## [Aim of the task]
Below are the records; locate each line with the word "tarqalishi" and copy it.
## Start Records to use
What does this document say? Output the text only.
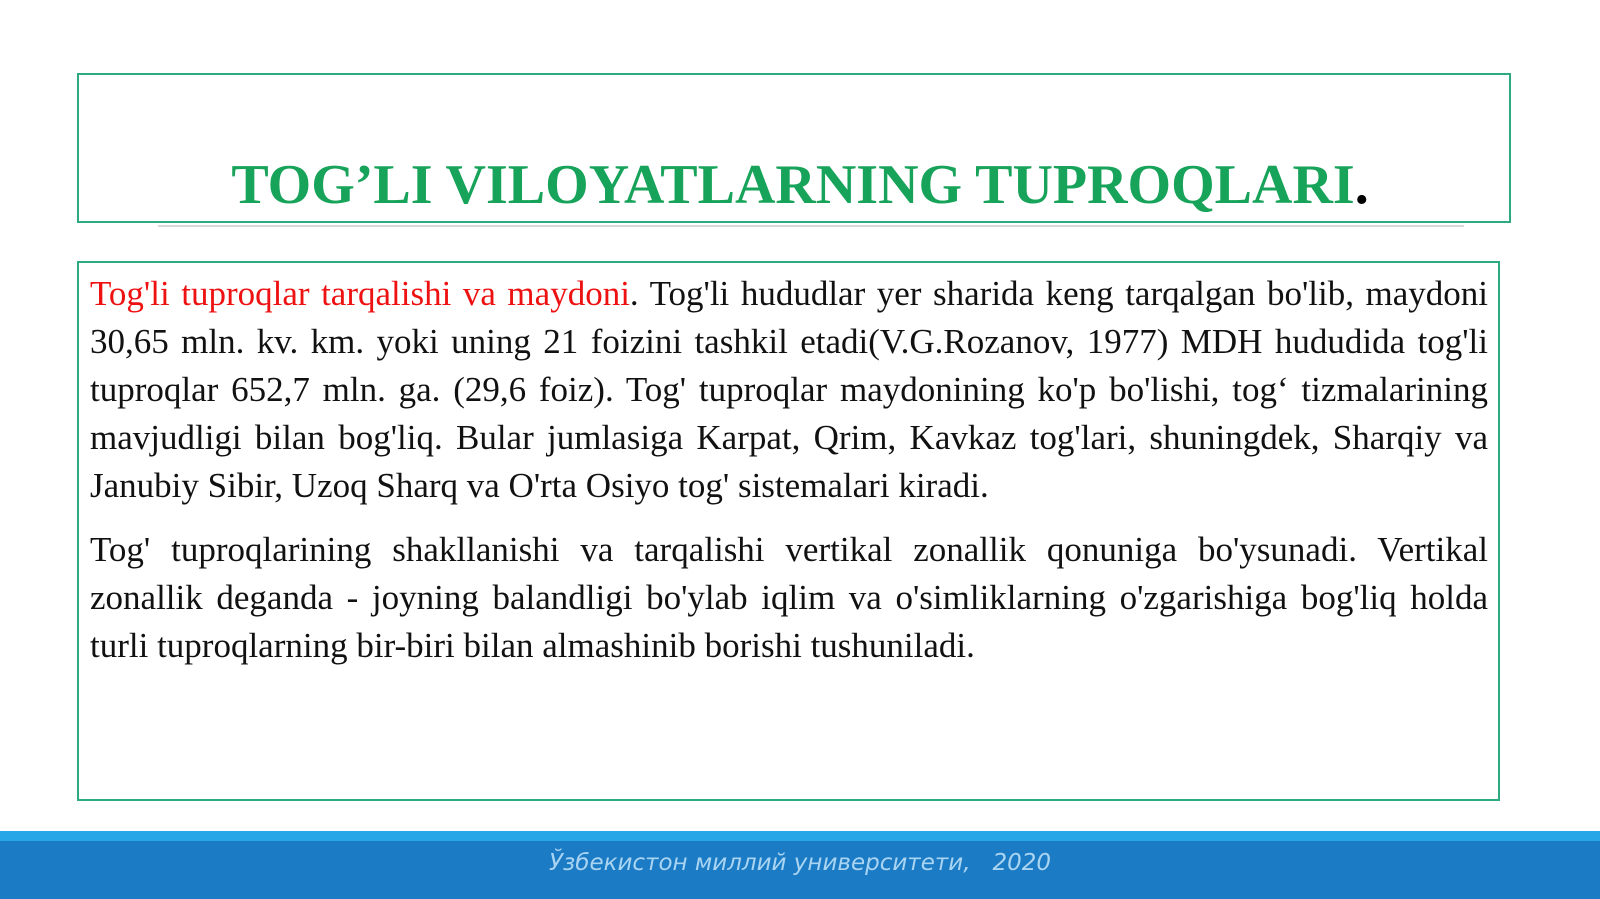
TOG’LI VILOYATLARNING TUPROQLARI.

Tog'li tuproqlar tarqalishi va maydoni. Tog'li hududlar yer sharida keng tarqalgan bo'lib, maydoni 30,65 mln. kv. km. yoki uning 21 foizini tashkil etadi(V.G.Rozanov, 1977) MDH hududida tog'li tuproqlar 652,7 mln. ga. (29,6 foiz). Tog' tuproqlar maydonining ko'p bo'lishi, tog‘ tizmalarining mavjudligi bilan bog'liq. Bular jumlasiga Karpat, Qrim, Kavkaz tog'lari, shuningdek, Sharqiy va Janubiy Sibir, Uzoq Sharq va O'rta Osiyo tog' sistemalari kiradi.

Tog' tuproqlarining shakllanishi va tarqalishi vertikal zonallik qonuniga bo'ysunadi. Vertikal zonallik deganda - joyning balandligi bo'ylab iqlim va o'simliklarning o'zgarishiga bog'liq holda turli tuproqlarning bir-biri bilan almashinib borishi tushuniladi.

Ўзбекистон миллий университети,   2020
## End Records to use
## [Result for this exercise]
Tog'li tuproqlar tarqalishi va maydoni. Tog'li hududlar yer sharida keng tarqalgan bo'lib, maydoni 30,65 mln. kv. km. yoki uning 21 foizini tashkil etadi(V.G.Rozanov, 1977) MDH hududida tog'li tuproqlar 652,7 mln. ga. (29,6 foiz). Tog' tuproqlar maydonining ko'p bo'lishi, tog‘ tizmalarining mavjudligi bilan bog'liq. Bular jumlasiga Karpat, Qrim, Kavkaz tog'lari, shuningdek, Sharqiy va Janubiy Sibir, Uzoq Sharq va O'rta Osiyo tog' sistemalari kiradi.
Tog' tuproqlarining shakllanishi va tarqalishi vertikal zonallik qonuniga bo'ysunadi. Vertikal zonallik deganda - joyning balandligi bo'ylab iqlim va o'simliklarning o'zgarishiga bog'liq holda turli tuproqlarning bir-biri bilan almashinib borishi tushuniladi.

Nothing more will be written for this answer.